# [EXERCISE AIM]
Check each line of the material. Copy those containing "пункта".

# [RAW RECORDS]

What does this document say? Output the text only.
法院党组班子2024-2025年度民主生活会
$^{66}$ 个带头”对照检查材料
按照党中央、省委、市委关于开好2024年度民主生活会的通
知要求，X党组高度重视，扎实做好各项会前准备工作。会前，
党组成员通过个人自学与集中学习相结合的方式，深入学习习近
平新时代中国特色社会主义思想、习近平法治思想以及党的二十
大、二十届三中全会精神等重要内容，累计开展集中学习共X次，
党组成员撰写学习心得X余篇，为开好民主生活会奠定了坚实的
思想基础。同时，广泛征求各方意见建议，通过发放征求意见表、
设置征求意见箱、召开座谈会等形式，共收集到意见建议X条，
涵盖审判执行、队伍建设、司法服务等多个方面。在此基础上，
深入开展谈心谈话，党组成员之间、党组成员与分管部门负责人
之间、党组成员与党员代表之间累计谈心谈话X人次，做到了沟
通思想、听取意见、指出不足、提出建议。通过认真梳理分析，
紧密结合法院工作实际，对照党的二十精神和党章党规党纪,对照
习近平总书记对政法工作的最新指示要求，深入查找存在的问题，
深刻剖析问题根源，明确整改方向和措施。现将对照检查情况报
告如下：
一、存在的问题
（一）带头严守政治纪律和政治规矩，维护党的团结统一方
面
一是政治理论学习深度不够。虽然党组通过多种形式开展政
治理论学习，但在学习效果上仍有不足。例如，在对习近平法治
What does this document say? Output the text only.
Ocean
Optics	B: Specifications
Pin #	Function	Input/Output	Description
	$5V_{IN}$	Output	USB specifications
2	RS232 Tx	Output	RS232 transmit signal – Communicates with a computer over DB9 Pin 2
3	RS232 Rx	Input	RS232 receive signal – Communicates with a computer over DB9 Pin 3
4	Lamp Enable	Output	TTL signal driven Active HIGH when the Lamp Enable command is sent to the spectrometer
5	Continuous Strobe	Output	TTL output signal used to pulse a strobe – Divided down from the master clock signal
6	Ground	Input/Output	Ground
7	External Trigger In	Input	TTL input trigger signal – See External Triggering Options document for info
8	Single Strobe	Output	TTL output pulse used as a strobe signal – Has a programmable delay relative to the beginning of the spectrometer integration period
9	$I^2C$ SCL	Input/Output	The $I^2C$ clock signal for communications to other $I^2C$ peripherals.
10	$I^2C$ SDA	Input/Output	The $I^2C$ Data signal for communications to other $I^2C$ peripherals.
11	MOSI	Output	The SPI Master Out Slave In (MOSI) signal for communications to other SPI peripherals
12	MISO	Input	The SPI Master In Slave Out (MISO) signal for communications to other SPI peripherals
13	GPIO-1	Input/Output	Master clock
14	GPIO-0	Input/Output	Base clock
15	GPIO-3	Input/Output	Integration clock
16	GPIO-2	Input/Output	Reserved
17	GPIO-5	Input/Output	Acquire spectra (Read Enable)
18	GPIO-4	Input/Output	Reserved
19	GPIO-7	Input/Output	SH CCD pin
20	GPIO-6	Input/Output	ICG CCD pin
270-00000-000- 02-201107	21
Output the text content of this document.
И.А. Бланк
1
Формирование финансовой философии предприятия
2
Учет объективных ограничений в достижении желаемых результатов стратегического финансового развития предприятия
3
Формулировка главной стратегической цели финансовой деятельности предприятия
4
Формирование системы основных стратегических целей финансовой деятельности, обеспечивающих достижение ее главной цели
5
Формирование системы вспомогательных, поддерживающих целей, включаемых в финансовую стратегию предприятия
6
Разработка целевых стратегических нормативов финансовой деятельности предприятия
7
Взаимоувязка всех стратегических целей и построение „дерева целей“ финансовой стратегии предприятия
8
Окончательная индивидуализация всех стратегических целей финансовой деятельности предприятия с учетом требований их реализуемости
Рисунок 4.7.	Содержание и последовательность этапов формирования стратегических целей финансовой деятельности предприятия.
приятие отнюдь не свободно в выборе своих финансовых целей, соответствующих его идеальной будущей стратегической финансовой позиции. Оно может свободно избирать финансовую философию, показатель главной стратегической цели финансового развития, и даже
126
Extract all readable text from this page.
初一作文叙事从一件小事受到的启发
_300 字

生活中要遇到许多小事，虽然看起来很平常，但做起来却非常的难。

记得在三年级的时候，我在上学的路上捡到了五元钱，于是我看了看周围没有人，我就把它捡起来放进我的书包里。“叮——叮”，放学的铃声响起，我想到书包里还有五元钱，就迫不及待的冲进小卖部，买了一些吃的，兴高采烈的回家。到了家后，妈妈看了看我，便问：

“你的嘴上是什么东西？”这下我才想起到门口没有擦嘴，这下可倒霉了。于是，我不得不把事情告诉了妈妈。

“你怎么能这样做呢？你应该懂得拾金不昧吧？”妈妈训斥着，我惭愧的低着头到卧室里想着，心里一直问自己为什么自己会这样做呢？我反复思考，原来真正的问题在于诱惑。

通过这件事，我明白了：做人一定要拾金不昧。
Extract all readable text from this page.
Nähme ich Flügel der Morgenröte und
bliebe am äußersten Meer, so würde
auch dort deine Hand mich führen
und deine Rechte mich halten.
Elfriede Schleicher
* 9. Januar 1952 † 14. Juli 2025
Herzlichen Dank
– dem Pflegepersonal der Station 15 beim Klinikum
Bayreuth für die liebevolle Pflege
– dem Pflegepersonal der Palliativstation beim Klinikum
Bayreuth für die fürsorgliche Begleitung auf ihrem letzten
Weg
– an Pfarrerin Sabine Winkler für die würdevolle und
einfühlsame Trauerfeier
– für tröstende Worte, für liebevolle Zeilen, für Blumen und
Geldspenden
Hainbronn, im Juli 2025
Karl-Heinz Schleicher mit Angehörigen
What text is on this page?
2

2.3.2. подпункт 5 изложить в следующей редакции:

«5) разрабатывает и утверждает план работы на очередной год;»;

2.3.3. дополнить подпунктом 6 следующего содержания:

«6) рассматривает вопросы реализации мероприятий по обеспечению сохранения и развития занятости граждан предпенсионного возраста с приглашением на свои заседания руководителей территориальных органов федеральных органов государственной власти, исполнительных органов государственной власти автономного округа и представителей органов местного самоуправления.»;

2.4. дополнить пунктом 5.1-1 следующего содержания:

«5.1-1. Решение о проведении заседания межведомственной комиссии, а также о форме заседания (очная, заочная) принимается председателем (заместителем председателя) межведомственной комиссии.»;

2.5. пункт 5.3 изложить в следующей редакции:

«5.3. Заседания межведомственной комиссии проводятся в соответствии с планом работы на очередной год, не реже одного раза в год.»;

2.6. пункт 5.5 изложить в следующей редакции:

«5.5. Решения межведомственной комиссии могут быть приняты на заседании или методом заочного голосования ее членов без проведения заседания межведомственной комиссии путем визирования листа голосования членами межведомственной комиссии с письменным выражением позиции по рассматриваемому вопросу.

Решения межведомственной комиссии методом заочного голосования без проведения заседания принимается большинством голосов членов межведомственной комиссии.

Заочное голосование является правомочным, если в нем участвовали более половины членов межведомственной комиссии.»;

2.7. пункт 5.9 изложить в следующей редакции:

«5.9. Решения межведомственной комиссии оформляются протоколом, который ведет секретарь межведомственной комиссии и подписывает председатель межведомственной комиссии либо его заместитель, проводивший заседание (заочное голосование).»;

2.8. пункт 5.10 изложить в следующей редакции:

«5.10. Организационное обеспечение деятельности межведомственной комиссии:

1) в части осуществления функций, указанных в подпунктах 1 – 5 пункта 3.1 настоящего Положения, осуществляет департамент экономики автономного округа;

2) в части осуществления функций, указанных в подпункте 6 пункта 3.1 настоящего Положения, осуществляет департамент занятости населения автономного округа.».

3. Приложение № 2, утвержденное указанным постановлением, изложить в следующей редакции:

# [THE REPLY]
1) в части осуществления функций, указанных в подпунктах 1 – 5 пункта 3.1 настоящего Положения, осуществляет департамент экономики автономного округа;
2) в части осуществления функций, указанных в подпункте 6 пункта 3.1 настоящего Положения, осуществляет департамент занятости населения автономного округа.».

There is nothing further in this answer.